[Records shown — start]

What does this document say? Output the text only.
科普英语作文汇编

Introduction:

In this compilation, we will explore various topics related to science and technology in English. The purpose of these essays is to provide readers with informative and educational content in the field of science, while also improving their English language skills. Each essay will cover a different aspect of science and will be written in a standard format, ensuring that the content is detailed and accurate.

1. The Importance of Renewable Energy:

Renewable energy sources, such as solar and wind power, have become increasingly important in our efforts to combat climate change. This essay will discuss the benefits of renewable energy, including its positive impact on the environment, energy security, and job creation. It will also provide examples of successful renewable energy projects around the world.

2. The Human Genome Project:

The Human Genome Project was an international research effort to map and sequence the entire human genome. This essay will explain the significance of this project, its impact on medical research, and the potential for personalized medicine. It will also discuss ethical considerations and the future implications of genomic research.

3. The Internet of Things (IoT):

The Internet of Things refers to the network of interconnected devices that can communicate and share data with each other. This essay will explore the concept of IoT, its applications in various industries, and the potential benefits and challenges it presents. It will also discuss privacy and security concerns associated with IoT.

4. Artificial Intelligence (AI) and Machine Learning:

[Records shown — finish]

## [How to complete this task]
The records shown earlier should all be returned verbatim.

## [Solution for this task]
What does this document say? Output the text only.
科普英语作文汇编

Introduction:

In this compilation, we will explore various topics related to science and technology in English. The purpose of these essays is to provide readers with informative and educational content in the field of science, while also improving their English language skills. Each essay will cover a different aspect of science and will be written in a standard format, ensuring that the content is detailed and accurate.

1. The Importance of Renewable Energy:

Renewable energy sources, such as solar and wind power, have become increasingly important in our efforts to combat climate change. This essay will discuss the benefits of renewable energy, including its positive impact on the environment, energy security, and job creation. It will also provide examples of successful renewable energy projects around the world.

2. The Human Genome Project:

The Human Genome Project was an international research effort to map and sequence the entire human genome. This essay will explain the significance of this project, its impact on medical research, and the potential for personalized medicine. It will also discuss ethical considerations and the future implications of genomic research.

3. The Internet of Things (IoT):

The Internet of Things refers to the network of interconnected devices that can communicate and share data with each other. This essay will explore the concept of IoT, its applications in various industries, and the potential benefits and challenges it presents. It will also discuss privacy and security concerns associated with IoT.

4. Artificial Intelligence (AI) and Machine Learning:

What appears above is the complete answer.